[Stored records]
======

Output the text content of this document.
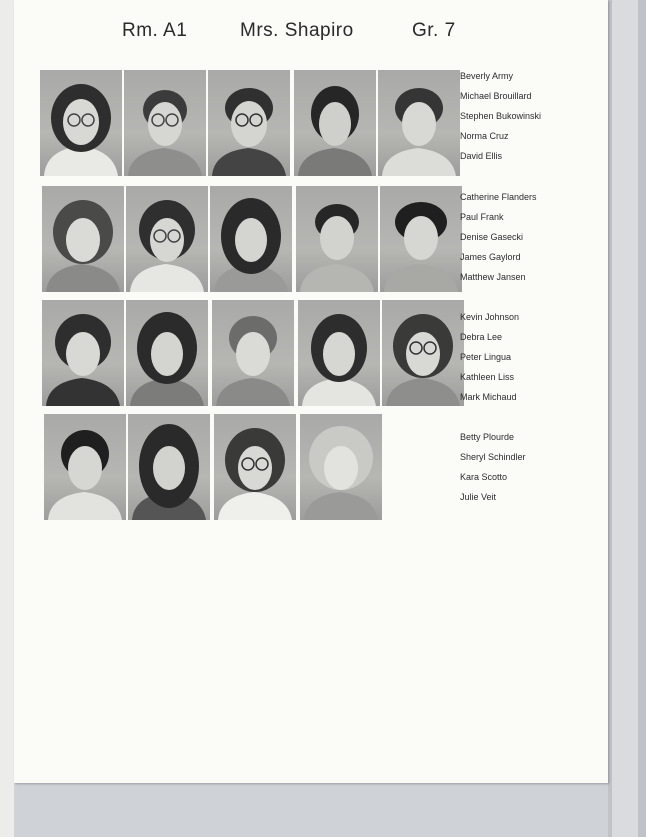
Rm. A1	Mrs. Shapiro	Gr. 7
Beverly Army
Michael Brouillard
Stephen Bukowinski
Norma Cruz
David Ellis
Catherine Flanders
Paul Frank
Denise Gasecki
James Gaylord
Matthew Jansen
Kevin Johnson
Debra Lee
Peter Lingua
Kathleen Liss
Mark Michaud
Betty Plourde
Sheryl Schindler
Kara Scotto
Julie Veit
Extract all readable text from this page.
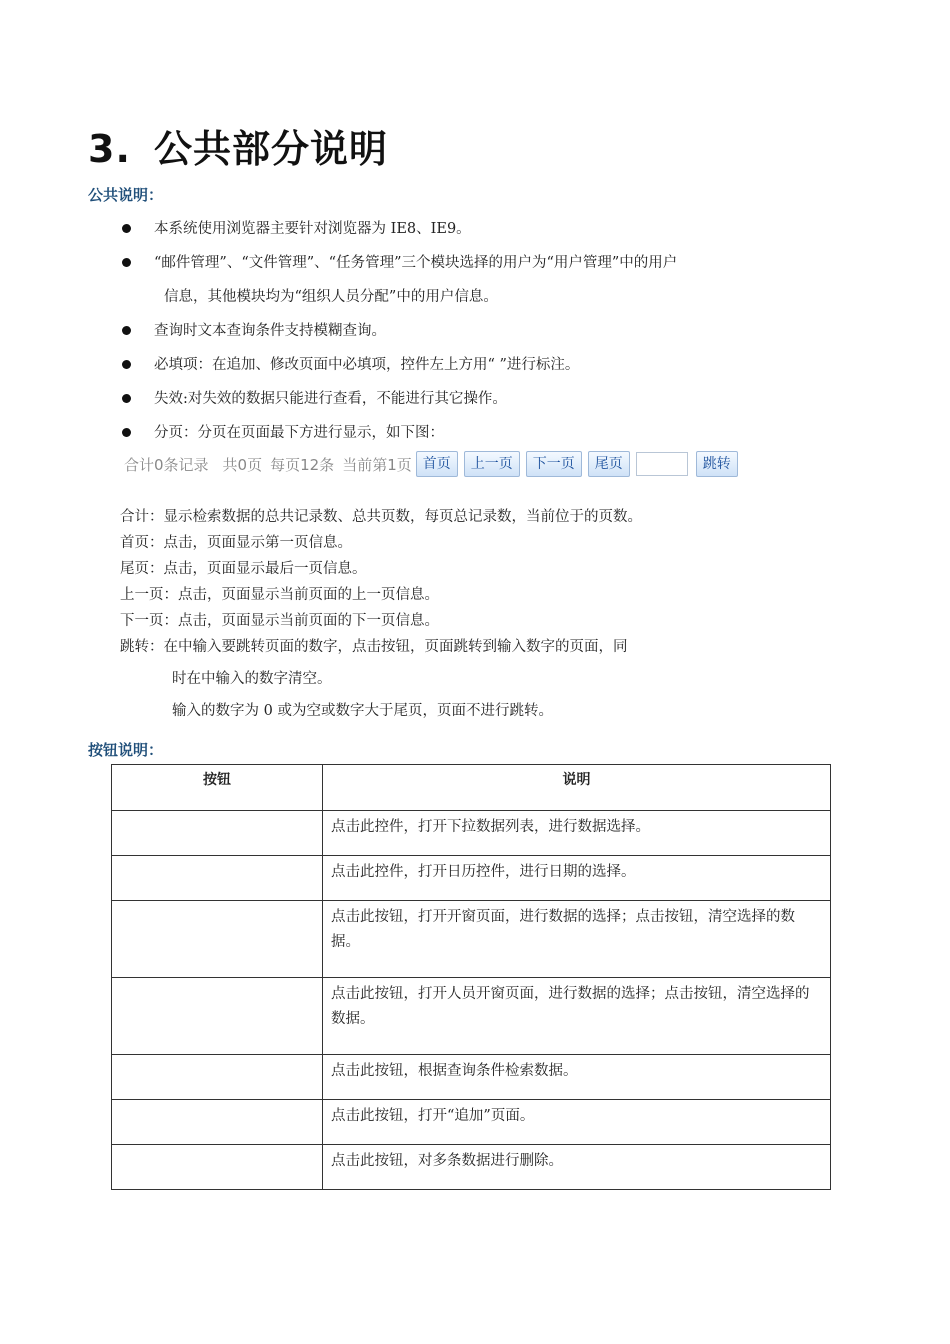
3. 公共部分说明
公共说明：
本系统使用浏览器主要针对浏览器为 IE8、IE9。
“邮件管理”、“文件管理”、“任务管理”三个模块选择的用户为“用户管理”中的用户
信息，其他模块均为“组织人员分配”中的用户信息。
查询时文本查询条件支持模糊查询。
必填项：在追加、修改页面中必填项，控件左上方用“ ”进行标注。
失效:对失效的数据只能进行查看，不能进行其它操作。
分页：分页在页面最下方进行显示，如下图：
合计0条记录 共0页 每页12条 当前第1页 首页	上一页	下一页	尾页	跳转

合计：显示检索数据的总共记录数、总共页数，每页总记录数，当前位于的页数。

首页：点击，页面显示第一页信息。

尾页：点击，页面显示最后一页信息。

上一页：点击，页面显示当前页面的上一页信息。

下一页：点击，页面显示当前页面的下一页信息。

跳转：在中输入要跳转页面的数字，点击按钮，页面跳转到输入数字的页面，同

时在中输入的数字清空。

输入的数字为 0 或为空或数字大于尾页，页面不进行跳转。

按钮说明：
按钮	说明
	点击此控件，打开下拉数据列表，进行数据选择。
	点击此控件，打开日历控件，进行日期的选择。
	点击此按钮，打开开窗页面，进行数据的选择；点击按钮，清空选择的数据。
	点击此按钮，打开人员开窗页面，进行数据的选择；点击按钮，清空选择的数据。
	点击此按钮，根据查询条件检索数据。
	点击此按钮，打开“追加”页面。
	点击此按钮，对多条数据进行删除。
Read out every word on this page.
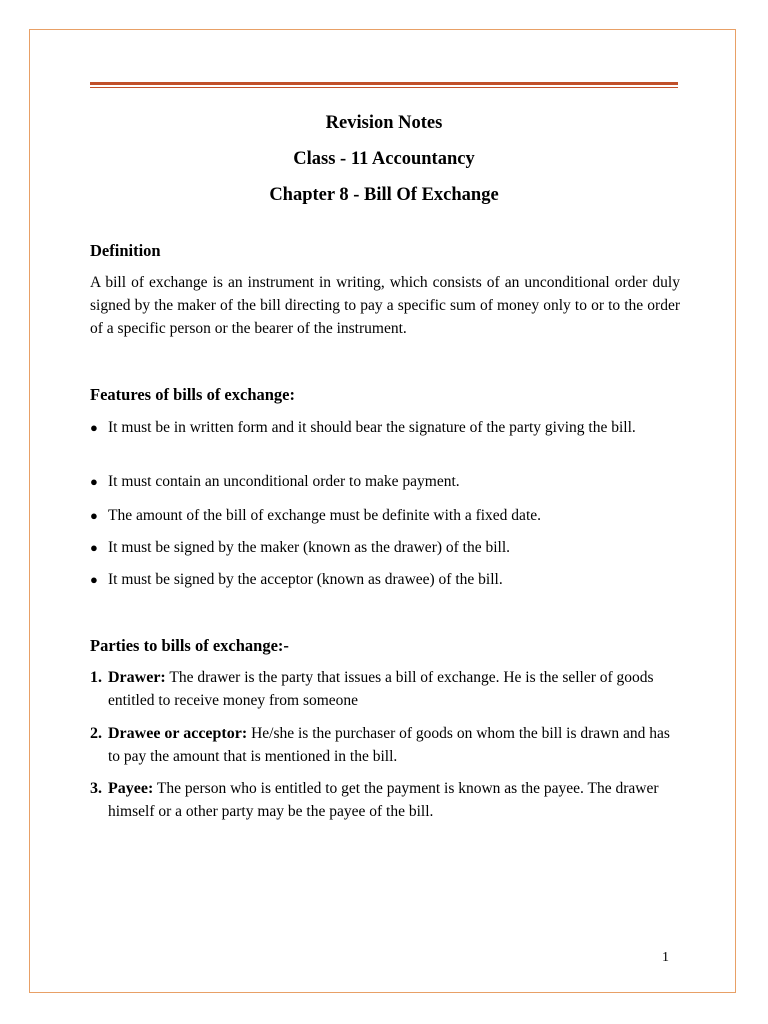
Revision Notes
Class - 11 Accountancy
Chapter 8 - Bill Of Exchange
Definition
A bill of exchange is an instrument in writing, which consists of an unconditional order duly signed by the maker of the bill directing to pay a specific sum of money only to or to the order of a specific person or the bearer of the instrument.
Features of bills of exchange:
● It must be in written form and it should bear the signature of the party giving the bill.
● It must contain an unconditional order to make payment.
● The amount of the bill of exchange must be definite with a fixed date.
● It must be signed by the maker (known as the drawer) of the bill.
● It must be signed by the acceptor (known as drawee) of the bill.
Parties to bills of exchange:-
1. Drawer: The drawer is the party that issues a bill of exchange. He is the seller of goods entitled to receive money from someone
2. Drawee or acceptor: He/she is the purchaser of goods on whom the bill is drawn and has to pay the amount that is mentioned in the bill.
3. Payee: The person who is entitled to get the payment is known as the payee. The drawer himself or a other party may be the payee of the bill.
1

======

Directive:
Output exactly the lines from the one containing "Read out every word on this page." through the last line of the records above, both included, leaving out any pictures.

Final result:
Read out every word on this page.
Revision Notes
Class - 11 Accountancy
Chapter 8 - Bill Of Exchange
Definition
A bill of exchange is an instrument in writing, which consists of an unconditional order duly signed by the maker of the bill directing to pay a specific sum of money only to or to the order of a specific person or the bearer of the instrument.
Features of bills of exchange:
● It must be in written form and it should bear the signature of the party giving the bill.
● It must contain an unconditional order to make payment.
● The amount of the bill of exchange must be definite with a fixed date.
● It must be signed by the maker (known as the drawer) of the bill.
● It must be signed by the acceptor (known as drawee) of the bill.
Parties to bills of exchange:-
1. Drawer: The drawer is the party that issues a bill of exchange. He is the seller of goods entitled to receive money from someone
2. Drawee or acceptor: He/she is the purchaser of goods on whom the bill is drawn and has to pay the amount that is mentioned in the bill.
3. Payee: The person who is entitled to get the payment is known as the payee. The drawer himself or a other party may be the payee of the bill.
1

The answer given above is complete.